━━ Input rows ━━
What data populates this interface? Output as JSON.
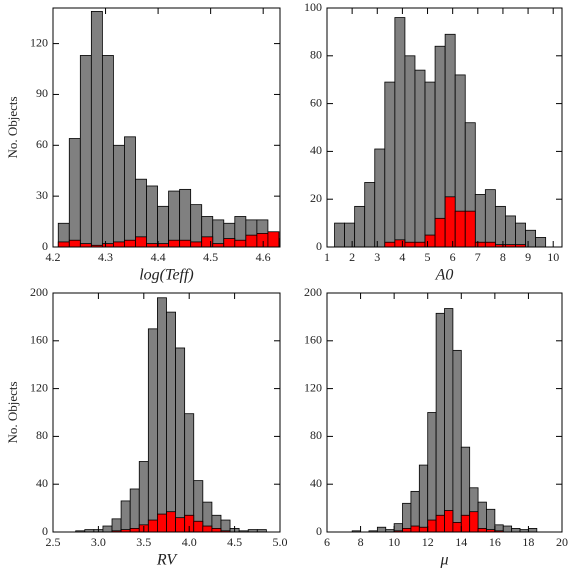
{
  "chart_data": [
    {
      "type": "histogram",
      "x_label": "log(Teff)",
      "y_label": "No. Objects",
      "bins": [
        4.21,
        4.231,
        4.252,
        4.273,
        4.294,
        4.315,
        4.336,
        4.357,
        4.378,
        4.399,
        4.42,
        4.441,
        4.462,
        4.483,
        4.504,
        4.525,
        4.546,
        4.567,
        4.588,
        4.609,
        4.63
      ],
      "series": [
        {
          "color": "#808080",
          "values": [
            14,
            64,
            113,
            139,
            113,
            60,
            65,
            40,
            36,
            24,
            33,
            34,
            25,
            18,
            16,
            14,
            18,
            16,
            16,
            5
          ]
        },
        {
          "color": "#ff0000",
          "values": [
            3,
            4,
            2,
            1,
            2,
            3,
            4,
            6,
            2,
            2,
            4,
            4,
            3,
            6,
            2,
            5,
            4,
            7,
            8,
            9
          ]
        }
      ],
      "xlim": [
        4.2,
        4.632
      ],
      "ylim": [
        0,
        141
      ],
      "xticks": [
        4.2,
        4.3,
        4.4,
        4.5,
        4.6
      ],
      "yticks": [
        0,
        30,
        60,
        90,
        120
      ]
    },
    {
      "type": "histogram",
      "x_label": "A0",
      "bins": [
        1.3,
        1.7,
        2.1,
        2.5,
        2.9,
        3.3,
        3.7,
        4.1,
        4.5,
        4.9,
        5.3,
        5.7,
        6.1,
        6.5,
        6.9,
        7.3,
        7.7,
        8.1,
        8.5,
        8.9,
        9.3,
        9.7
      ],
      "series": [
        {
          "color": "#808080",
          "values": [
            10,
            10,
            17,
            27,
            41,
            69,
            96,
            80,
            74,
            69,
            84,
            89,
            72,
            52,
            22,
            24,
            17,
            13,
            10,
            7,
            4
          ]
        },
        {
          "color": "#ff0000",
          "values": [
            0,
            0,
            0,
            0,
            0,
            2,
            3,
            2,
            2,
            5,
            12,
            21,
            15,
            15,
            2,
            2,
            1,
            1,
            1,
            0,
            0
          ]
        }
      ],
      "xlim": [
        1,
        10.35
      ],
      "ylim": [
        0,
        100
      ],
      "xticks": [
        1,
        2,
        3,
        4,
        5,
        6,
        7,
        8,
        9,
        10
      ],
      "yticks": [
        0,
        20,
        40,
        60,
        80,
        100
      ]
    },
    {
      "type": "histogram",
      "x_label": "RV",
      "y_label": "No. Objects",
      "bins": [
        2.75,
        2.85,
        2.95,
        3.05,
        3.15,
        3.25,
        3.35,
        3.45,
        3.55,
        3.65,
        3.75,
        3.85,
        3.95,
        4.05,
        4.15,
        4.25,
        4.35,
        4.45,
        4.55,
        4.65,
        4.75,
        4.85
      ],
      "series": [
        {
          "color": "#808080",
          "values": [
            1,
            2,
            2,
            5,
            11,
            26,
            36,
            59,
            170,
            196,
            184,
            154,
            99,
            43,
            25,
            14,
            10,
            3,
            1,
            2,
            2
          ]
        },
        {
          "color": "#ff0000",
          "values": [
            0,
            0,
            0,
            0,
            1,
            2,
            3,
            6,
            10,
            15,
            17,
            12,
            14,
            9,
            5,
            3,
            1,
            0,
            0,
            0,
            0
          ]
        }
      ],
      "xlim": [
        2.5,
        5
      ],
      "ylim": [
        0,
        200
      ],
      "xticks": [
        2.5,
        {
          "value": 3,
          "label": "3.0"
        },
        3.5,
        {
          "value": 4,
          "label": "4.0"
        },
        4.5,
        {
          "value": 5,
          "label": "5.0"
        }
      ],
      "yticks": [
        0,
        40,
        80,
        120,
        160,
        200
      ]
    },
    {
      "type": "histogram",
      "x_label": "μ",
      "bins": [
        7.5,
        8,
        8.5,
        9,
        9.5,
        10,
        10.5,
        11,
        11.5,
        12,
        12.5,
        13,
        13.5,
        14,
        14.5,
        15,
        15.5,
        16,
        16.5,
        17,
        17.5,
        18,
        18.5,
        19
      ],
      "series": [
        {
          "color": "#808080",
          "values": [
            1,
            0,
            1,
            4,
            2,
            7,
            24,
            34,
            56,
            100,
            183,
            187,
            152,
            71,
            37,
            25,
            19,
            6,
            5,
            3,
            2,
            3,
            0
          ]
        },
        {
          "color": "#ff0000",
          "values": [
            0,
            0,
            0,
            0,
            0,
            1,
            3,
            5,
            4,
            10,
            14,
            18,
            8,
            14,
            17,
            3,
            2,
            1,
            0,
            0,
            0,
            0,
            0
          ]
        }
      ],
      "xlim": [
        6,
        20
      ],
      "ylim": [
        0,
        200
      ],
      "xticks": [
        6,
        8,
        10,
        12,
        14,
        16,
        18,
        20
      ],
      "yticks": [
        0,
        40,
        80,
        120,
        160,
        200
      ]
    }
  ]
}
━━━
| Stated goal |
Take the data above and repeat it exactly, leaving each picture out.

| The solution |
What data populates this interface? Output as JSON.
{
  "chart_data": [
    {
      "type": "histogram",
      "x_label": "log(Teff)",
      "y_label": "No. Objects",
      "bins": [
        4.21,
        4.231,
        4.252,
        4.273,
        4.294,
        4.315,
        4.336,
        4.357,
        4.378,
        4.399,
        4.42,
        4.441,
        4.462,
        4.483,
        4.504,
        4.525,
        4.546,
        4.567,
        4.588,
        4.609,
        4.63
      ],
      "series": [
        {
          "color": "#808080",
          "values": [
            14,
            64,
            113,
            139,
            113,
            60,
            65,
            40,
            36,
            24,
            33,
            34,
            25,
            18,
            16,
            14,
            18,
            16,
            16,
            5
          ]
        },
        {
          "color": "#ff0000",
          "values": [
            3,
            4,
            2,
            1,
            2,
            3,
            4,
            6,
            2,
            2,
            4,
            4,
            3,
            6,
            2,
            5,
            4,
            7,
            8,
            9
          ]
        }
      ],
      "xlim": [
        4.2,
        4.632
      ],
      "ylim": [
        0,
        141
      ],
      "xticks": [
        4.2,
        4.3,
        4.4,
        4.5,
        4.6
      ],
      "yticks": [
        0,
        30,
        60,
        90,
        120
      ]
    },
    {
      "type": "histogram",
      "x_label": "A0",
      "bins": [
        1.3,
        1.7,
        2.1,
        2.5,
        2.9,
        3.3,
        3.7,
        4.1,
        4.5,
        4.9,
        5.3,
        5.7,
        6.1,
        6.5,
        6.9,
        7.3,
        7.7,
        8.1,
        8.5,
        8.9,
        9.3,
        9.7
      ],
      "series": [
        {
          "color": "#808080",
          "values": [
            10,
            10,
            17,
            27,
            41,
            69,
            96,
            80,
            74,
            69,
            84,
            89,
            72,
            52,
            22,
            24,
            17,
            13,
            10,
            7,
            4
          ]
        },
        {
          "color": "#ff0000",
          "values": [
            0,
            0,
            0,
            0,
            0,
            2,
            3,
            2,
            2,
            5,
            12,
            21,
            15,
            15,
            2,
            2,
            1,
            1,
            1,
            0,
            0
          ]
        }
      ],
      "xlim": [
        1,
        10.35
      ],
      "ylim": [
        0,
        100
      ],
      "xticks": [
        1,
        2,
        3,
        4,
        5,
        6,
        7,
        8,
        9,
        10
      ],
      "yticks": [
        0,
        20,
        40,
        60,
        80,
        100
      ]
    },
    {
      "type": "histogram",
      "x_label": "RV",
      "y_label": "No. Objects",
      "bins": [
        2.75,
        2.85,
        2.95,
        3.05,
        3.15,
        3.25,
        3.35,
        3.45,
        3.55,
        3.65,
        3.75,
        3.85,
        3.95,
        4.05,
        4.15,
        4.25,
        4.35,
        4.45,
        4.55,
        4.65,
        4.75,
        4.85
      ],
      "series": [
        {
          "color": "#808080",
          "values": [
            1,
            2,
            2,
            5,
            11,
            26,
            36,
            59,
            170,
            196,
            184,
            154,
            99,
            43,
            25,
            14,
            10,
            3,
            1,
            2,
            2
          ]
        },
        {
          "color": "#ff0000",
          "values": [
            0,
            0,
            0,
            0,
            1,
            2,
            3,
            6,
            10,
            15,
            17,
            12,
            14,
            9,
            5,
            3,
            1,
            0,
            0,
            0,
            0
          ]
        }
      ],
      "xlim": [
        2.5,
        5
      ],
      "ylim": [
        0,
        200
      ],
      "xticks": [
        2.5,
        {
          "value": 3,
          "label": "3.0"
        },
        3.5,
        {
          "value": 4,
          "label": "4.0"
        },
        4.5,
        {
          "value": 5,
          "label": "5.0"
        }
      ],
      "yticks": [
        0,
        40,
        80,
        120,
        160,
        200
      ]
    },
    {
      "type": "histogram",
      "x_label": "μ",
      "bins": [
        7.5,
        8,
        8.5,
        9,
        9.5,
        10,
        10.5,
        11,
        11.5,
        12,
        12.5,
        13,
        13.5,
        14,
        14.5,
        15,
        15.5,
        16,
        16.5,
        17,
        17.5,
        18,
        18.5,
        19
      ],
      "series": [
        {
          "color": "#808080",
          "values": [
            1,
            0,
            1,
            4,
            2,
            7,
            24,
            34,
            56,
            100,
            183,
            187,
            152,
            71,
            37,
            25,
            19,
            6,
            5,
            3,
            2,
            3,
            0
          ]
        },
        {
          "color": "#ff0000",
          "values": [
            0,
            0,
            0,
            0,
            0,
            1,
            3,
            5,
            4,
            10,
            14,
            18,
            8,
            14,
            17,
            3,
            2,
            1,
            0,
            0,
            0,
            0,
            0
          ]
        }
      ],
      "xlim": [
        6,
        20
      ],
      "ylim": [
        0,
        200
      ],
      "xticks": [
        6,
        8,
        10,
        12,
        14,
        16,
        18,
        20
      ],
      "yticks": [
        0,
        40,
        80,
        120,
        160,
        200
      ]
    }
  ]
}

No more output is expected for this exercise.